**TASK TO CARRY OUT:** Filter this listing down to the lines that contain the word "Street", and copy them.
....
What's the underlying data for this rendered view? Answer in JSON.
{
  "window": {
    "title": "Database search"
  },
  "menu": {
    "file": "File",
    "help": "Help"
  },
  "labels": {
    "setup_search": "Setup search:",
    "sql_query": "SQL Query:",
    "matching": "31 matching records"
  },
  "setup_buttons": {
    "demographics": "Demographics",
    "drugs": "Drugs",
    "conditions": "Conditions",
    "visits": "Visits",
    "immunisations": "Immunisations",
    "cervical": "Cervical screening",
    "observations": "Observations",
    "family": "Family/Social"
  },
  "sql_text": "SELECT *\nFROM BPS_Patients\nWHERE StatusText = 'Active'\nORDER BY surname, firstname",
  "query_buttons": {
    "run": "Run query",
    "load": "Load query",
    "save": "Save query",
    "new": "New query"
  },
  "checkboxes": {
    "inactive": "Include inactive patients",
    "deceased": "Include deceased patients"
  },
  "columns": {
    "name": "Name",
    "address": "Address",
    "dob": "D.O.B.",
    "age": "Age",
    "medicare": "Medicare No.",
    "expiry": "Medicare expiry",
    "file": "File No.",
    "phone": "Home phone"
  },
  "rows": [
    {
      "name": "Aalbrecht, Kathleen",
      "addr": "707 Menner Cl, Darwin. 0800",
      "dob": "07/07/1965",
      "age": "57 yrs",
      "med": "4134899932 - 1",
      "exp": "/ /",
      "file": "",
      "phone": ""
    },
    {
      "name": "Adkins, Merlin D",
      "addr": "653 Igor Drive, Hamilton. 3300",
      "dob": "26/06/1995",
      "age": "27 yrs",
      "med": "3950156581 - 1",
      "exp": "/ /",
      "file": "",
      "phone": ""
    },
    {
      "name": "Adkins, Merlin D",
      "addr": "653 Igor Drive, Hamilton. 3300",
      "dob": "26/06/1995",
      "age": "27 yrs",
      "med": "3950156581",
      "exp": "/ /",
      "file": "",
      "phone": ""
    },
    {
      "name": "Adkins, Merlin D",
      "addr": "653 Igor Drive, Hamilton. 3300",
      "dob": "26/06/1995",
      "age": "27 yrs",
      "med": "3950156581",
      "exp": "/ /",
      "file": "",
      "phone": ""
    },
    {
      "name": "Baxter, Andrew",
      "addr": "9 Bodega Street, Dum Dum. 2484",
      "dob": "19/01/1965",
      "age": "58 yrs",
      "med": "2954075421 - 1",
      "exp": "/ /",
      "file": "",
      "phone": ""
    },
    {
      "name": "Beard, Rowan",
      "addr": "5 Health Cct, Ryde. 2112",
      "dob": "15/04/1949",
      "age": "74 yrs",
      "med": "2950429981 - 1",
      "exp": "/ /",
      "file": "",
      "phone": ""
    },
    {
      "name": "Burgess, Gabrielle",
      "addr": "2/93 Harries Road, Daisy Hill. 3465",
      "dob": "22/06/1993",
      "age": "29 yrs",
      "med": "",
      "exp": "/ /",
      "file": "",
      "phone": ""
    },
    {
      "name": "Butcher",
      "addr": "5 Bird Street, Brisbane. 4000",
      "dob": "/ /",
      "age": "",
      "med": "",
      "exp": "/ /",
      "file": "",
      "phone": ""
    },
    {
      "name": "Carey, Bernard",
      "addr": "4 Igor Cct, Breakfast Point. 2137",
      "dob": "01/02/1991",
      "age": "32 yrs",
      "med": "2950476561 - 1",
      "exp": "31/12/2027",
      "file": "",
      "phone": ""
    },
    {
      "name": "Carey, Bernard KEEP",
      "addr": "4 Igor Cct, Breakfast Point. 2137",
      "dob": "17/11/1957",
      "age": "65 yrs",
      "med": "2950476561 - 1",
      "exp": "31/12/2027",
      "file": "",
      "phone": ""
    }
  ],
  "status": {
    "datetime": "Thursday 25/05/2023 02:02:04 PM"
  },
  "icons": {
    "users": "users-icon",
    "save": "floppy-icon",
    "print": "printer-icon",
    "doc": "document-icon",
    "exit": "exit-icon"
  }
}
....
**ANSWER TO THIS TASK:**
      "addr": "9 Bodega Street, Dum Dum. 2484",
      "addr": "5 Bird Street, Brisbane. 4000",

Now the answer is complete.